**TRY IT**
The reply should consist of every entry, repeated exactly.

(Entries taken from a collection)

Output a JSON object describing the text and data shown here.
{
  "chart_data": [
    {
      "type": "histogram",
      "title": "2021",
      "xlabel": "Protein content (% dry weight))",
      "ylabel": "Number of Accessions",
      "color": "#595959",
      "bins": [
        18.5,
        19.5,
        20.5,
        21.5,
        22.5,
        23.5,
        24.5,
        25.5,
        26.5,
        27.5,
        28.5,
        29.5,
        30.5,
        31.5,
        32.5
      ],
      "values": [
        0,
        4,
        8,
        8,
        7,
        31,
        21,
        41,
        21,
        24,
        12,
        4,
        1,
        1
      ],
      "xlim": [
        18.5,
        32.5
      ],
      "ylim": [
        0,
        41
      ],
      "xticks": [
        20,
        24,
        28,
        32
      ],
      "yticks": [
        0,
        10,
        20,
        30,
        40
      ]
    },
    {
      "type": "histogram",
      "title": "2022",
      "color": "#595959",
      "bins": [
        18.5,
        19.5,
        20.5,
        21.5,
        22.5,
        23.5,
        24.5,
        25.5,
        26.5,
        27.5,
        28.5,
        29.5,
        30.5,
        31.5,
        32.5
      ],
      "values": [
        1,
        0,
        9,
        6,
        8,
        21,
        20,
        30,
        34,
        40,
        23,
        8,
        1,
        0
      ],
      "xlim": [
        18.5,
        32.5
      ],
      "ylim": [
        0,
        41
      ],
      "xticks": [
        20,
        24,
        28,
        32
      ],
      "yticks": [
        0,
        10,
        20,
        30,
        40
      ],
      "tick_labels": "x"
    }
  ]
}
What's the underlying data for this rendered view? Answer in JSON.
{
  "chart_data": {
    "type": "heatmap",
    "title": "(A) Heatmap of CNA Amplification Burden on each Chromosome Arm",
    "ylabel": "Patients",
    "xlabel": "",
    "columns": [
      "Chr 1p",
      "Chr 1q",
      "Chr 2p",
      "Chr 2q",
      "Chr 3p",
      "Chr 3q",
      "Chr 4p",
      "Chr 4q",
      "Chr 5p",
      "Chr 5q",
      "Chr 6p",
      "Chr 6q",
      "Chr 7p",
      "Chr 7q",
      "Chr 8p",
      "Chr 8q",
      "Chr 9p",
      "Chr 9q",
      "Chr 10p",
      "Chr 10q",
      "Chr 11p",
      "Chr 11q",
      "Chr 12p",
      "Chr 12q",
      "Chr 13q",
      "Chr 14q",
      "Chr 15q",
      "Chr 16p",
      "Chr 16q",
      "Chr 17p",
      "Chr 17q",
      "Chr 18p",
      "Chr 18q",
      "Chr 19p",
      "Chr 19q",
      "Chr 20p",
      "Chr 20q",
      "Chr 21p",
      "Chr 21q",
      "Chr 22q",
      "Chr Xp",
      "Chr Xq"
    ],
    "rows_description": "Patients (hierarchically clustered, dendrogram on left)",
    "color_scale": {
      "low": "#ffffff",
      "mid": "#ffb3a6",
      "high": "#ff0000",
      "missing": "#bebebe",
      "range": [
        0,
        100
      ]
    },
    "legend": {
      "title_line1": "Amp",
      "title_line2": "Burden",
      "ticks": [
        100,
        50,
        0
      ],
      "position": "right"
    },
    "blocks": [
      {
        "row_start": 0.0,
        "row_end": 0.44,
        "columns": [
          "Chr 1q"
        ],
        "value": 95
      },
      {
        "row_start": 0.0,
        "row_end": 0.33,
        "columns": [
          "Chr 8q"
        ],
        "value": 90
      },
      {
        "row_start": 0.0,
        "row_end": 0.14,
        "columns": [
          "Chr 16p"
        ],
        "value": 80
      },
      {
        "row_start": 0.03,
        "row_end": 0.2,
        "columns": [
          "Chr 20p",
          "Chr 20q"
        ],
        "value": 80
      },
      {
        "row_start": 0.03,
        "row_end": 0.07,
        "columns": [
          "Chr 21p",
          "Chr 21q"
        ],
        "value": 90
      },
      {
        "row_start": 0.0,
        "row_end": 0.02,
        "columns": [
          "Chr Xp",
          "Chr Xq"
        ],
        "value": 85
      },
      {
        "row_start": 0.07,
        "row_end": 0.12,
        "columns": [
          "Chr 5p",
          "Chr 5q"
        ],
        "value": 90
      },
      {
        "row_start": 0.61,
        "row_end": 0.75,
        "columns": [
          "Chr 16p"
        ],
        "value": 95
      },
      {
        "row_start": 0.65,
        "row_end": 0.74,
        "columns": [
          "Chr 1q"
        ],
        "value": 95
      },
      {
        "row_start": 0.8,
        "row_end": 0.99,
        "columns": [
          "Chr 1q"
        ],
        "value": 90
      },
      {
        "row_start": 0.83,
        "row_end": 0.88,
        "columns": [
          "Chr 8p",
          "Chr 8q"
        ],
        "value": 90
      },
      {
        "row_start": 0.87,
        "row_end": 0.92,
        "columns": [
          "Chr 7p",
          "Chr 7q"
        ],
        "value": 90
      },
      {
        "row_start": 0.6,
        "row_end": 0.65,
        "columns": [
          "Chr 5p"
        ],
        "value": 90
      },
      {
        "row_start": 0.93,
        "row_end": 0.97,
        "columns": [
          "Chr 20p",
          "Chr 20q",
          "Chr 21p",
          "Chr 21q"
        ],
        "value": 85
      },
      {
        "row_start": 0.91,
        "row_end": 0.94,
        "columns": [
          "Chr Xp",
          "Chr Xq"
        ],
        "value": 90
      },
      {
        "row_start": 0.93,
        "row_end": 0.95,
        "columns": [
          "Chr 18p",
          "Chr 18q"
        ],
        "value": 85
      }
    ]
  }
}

**WRITTEN REPLY**
Output a JSON object describing the text and data shown here.
{
  "chart_data": [
    {
      "type": "histogram",
      "title": "2021",
      "xlabel": "Protein content (% dry weight))",
      "ylabel": "Number of Accessions",
      "color": "#595959",
      "bins": [
        18.5,
        19.5,
        20.5,
        21.5,
        22.5,
        23.5,
        24.5,
        25.5,
        26.5,
        27.5,
        28.5,
        29.5,
        30.5,
        31.5,
        32.5
      ],
      "values": [
        0,
        4,
        8,
        8,
        7,
        31,
        21,
        41,
        21,
        24,
        12,
        4,
        1,
        1
      ],
      "xlim": [
        18.5,
        32.5
      ],
      "ylim": [
        0,
        41
      ],
      "xticks": [
        20,
        24,
        28,
        32
      ],
      "yticks": [
        0,
        10,
        20,
        30,
        40
      ]
    },
    {
      "type": "histogram",
      "title": "2022",
      "color": "#595959",
      "bins": [
        18.5,
        19.5,
        20.5,
        21.5,
        22.5,
        23.5,
        24.5,
        25.5,
        26.5,
        27.5,
        28.5,
        29.5,
        30.5,
        31.5,
        32.5
      ],
      "values": [
        1,
        0,
        9,
        6,
        8,
        21,
        20,
        30,
        34,
        40,
        23,
        8,
        1,
        0
      ],
      "xlim": [
        18.5,
        32.5
      ],
      "ylim": [
        0,
        41
      ],
      "xticks": [
        20,
        24,
        28,
        32
      ],
      "yticks": [
        0,
        10,
        20,
        30,
        40
      ],
      "tick_labels": "x"
    }
  ]
}
What's the underlying data for this rendered view? Answer in JSON.
{
  "chart_data": {
    "type": "heatmap",
    "title": "(A) Heatmap of CNA Amplification Burden on each Chromosome Arm",
    "ylabel": "Patients",
    "xlabel": "",
    "columns": [
      "Chr 1p",
      "Chr 1q",
      "Chr 2p",
      "Chr 2q",
      "Chr 3p",
      "Chr 3q",
      "Chr 4p",
      "Chr 4q",
      "Chr 5p",
      "Chr 5q",
      "Chr 6p",
      "Chr 6q",
      "Chr 7p",
      "Chr 7q",
      "Chr 8p",
      "Chr 8q",
      "Chr 9p",
      "Chr 9q",
      "Chr 10p",
      "Chr 10q",
      "Chr 11p",
      "Chr 11q",
      "Chr 12p",
      "Chr 12q",
      "Chr 13q",
      "Chr 14q",
      "Chr 15q",
      "Chr 16p",
      "Chr 16q",
      "Chr 17p",
      "Chr 17q",
      "Chr 18p",
      "Chr 18q",
      "Chr 19p",
      "Chr 19q",
      "Chr 20p",
      "Chr 20q",
      "Chr 21p",
      "Chr 21q",
      "Chr 22q",
      "Chr Xp",
      "Chr Xq"
    ],
    "rows_description": "Patients (hierarchically clustered, dendrogram on left)",
    "color_scale": {
      "low": "#ffffff",
      "mid": "#ffb3a6",
      "high": "#ff0000",
      "missing": "#bebebe",
      "range": [
        0,
        100
      ]
    },
    "legend": {
      "title_line1": "Amp",
      "title_line2": "Burden",
      "ticks": [
        100,
        50,
        0
      ],
      "position": "right"
    },
    "blocks": [
      {
        "row_start": 0.0,
        "row_end": 0.44,
        "columns": [
          "Chr 1q"
        ],
        "value": 95
      },
      {
        "row_start": 0.0,
        "row_end": 0.33,
        "columns": [
          "Chr 8q"
        ],
        "value": 90
      },
      {
        "row_start": 0.0,
        "row_end": 0.14,
        "columns": [
          "Chr 16p"
        ],
        "value": 80
      },
      {
        "row_start": 0.03,
        "row_end": 0.2,
        "columns": [
          "Chr 20p",
          "Chr 20q"
        ],
        "value": 80
      },
      {
        "row_start": 0.03,
        "row_end": 0.07,
        "columns": [
          "Chr 21p",
          "Chr 21q"
        ],
        "value": 90
      },
      {
        "row_start": 0.0,
        "row_end": 0.02,
        "columns": [
          "Chr Xp",
          "Chr Xq"
        ],
        "value": 85
      },
      {
        "row_start": 0.07,
        "row_end": 0.12,
        "columns": [
          "Chr 5p",
          "Chr 5q"
        ],
        "value": 90
      },
      {
        "row_start": 0.61,
        "row_end": 0.75,
        "columns": [
          "Chr 16p"
        ],
        "value": 95
      },
      {
        "row_start": 0.65,
        "row_end": 0.74,
        "columns": [
          "Chr 1q"
        ],
        "value": 95
      },
      {
        "row_start": 0.8,
        "row_end": 0.99,
        "columns": [
          "Chr 1q"
        ],
        "value": 90
      },
      {
        "row_start": 0.83,
        "row_end": 0.88,
        "columns": [
          "Chr 8p",
          "Chr 8q"
        ],
        "value": 90
      },
      {
        "row_start": 0.87,
        "row_end": 0.92,
        "columns": [
          "Chr 7p",
          "Chr 7q"
        ],
        "value": 90
      },
      {
        "row_start": 0.6,
        "row_end": 0.65,
        "columns": [
          "Chr 5p"
        ],
        "value": 90
      },
      {
        "row_start": 0.93,
        "row_end": 0.97,
        "columns": [
          "Chr 20p",
          "Chr 20q",
          "Chr 21p",
          "Chr 21q"
        ],
        "value": 85
      },
      {
        "row_start": 0.91,
        "row_end": 0.94,
        "columns": [
          "Chr Xp",
          "Chr Xq"
        ],
        "value": 90
      },
      {
        "row_start": 0.93,
        "row_end": 0.95,
        "columns": [
          "Chr 18p",
          "Chr 18q"
        ],
        "value": 85
      }
    ]
  }
}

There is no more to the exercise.